What is expected
Leaving out the pictures, transcribe all of the records faithfully.

Dataset records
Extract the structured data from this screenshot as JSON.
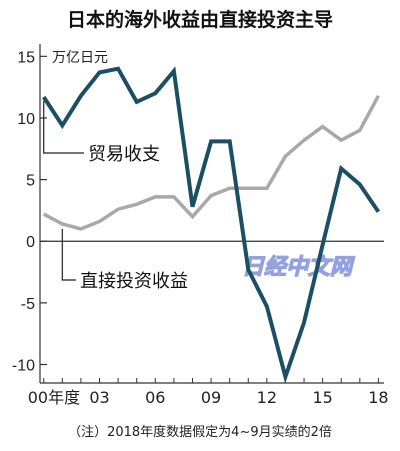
{
  "chart_data": {
    "type": "line",
    "title": "日本的海外收益由直接投资主导",
    "unit_label": "万亿日元",
    "note": "（注）2018年度数据假定为4~9月实绩的2倍",
    "watermark": "日经中文网",
    "x": [
      2000,
      2001,
      2002,
      2003,
      2004,
      2005,
      2006,
      2007,
      2008,
      2009,
      2010,
      2011,
      2012,
      2013,
      2014,
      2015,
      2016,
      2017,
      2018
    ],
    "x_ticks": [
      {
        "x": 2000,
        "label": "00年度"
      },
      {
        "x": 2003,
        "label": "03"
      },
      {
        "x": 2006,
        "label": "06"
      },
      {
        "x": 2009,
        "label": "09"
      },
      {
        "x": 2012,
        "label": "12"
      },
      {
        "x": 2015,
        "label": "15"
      },
      {
        "x": 2018,
        "label": "18"
      }
    ],
    "y_ticks": [
      15,
      10,
      5,
      0,
      -5,
      -10
    ],
    "ylim": [
      -11.5,
      16
    ],
    "xlim": [
      1999.8,
      2018.3
    ],
    "series": [
      {
        "name": "贸易收支",
        "color": "#1c4f63",
        "values": [
          11.7,
          9.4,
          11.8,
          13.7,
          14.0,
          11.3,
          12.0,
          13.8,
          2.8,
          8.1,
          8.1,
          -2.3,
          -5.3,
          -11.0,
          -6.6,
          -0.3,
          5.9,
          4.6,
          2.4
        ]
      },
      {
        "name": "直接投资收益",
        "color": "#a8a8a8",
        "values": [
          2.2,
          1.4,
          1.0,
          1.6,
          2.6,
          3.0,
          3.6,
          3.6,
          2.0,
          3.7,
          4.3,
          4.3,
          4.3,
          6.9,
          8.2,
          9.3,
          8.2,
          9.0,
          11.8
        ]
      }
    ],
    "grid": false
  }
}
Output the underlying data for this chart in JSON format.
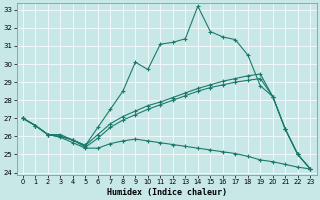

Reply to the exercise
Extract the structured data from this screenshot as JSON.
{
  "chart_data": {
    "type": "line",
    "title": "日本的海外收益由直接投资主导",
    "unit_label": "万亿日元",
    "note": "（注）2018年度数据假定为4~9月实绩的2倍",
    "watermark": "日经中文网",
    "x": [
      2000,
      2001,
      2002,
      2003,
      2004,
      2005,
      2006,
      2007,
      2008,
      2009,
      2010,
      2011,
      2012,
      2013,
      2014,
      2015,
      2016,
      2017,
      2018
    ],
    "x_ticks": [
      {
        "x": 2000,
        "label": "00年度"
      },
      {
        "x": 2003,
        "label": "03"
      },
      {
        "x": 2006,
        "label": "06"
      },
      {
        "x": 2009,
        "label": "09"
      },
      {
        "x": 2012,
        "label": "12"
      },
      {
        "x": 2015,
        "label": "15"
      },
      {
        "x": 2018,
        "label": "18"
      }
    ],
    "y_ticks": [
      15,
      10,
      5,
      0,
      -5,
      -10
    ],
    "ylim": [
      -11.5,
      16
    ],
    "xlim": [
      1999.8,
      2018.3
    ],
    "series": [
      {
        "name": "贸易收支",
        "color": "#1c4f63",
        "values": [
          11.7,
          9.4,
          11.8,
          13.7,
          14.0,
          11.3,
          12.0,
          13.8,
          2.8,
          8.1,
          8.1,
          -2.3,
          -5.3,
          -11.0,
          -6.6,
          -0.3,
          5.9,
          4.6,
          2.4
        ]
      },
      {
        "name": "直接投资收益",
        "color": "#a8a8a8",
        "values": [
          2.2,
          1.4,
          1.0,
          1.6,
          2.6,
          3.0,
          3.6,
          3.6,
          2.0,
          3.7,
          4.3,
          4.3,
          4.3,
          6.9,
          8.2,
          9.3,
          8.2,
          9.0,
          11.8
        ]
      }
    ],
    "grid": false
  }
}
Output the underlying data for this chart in JSON format.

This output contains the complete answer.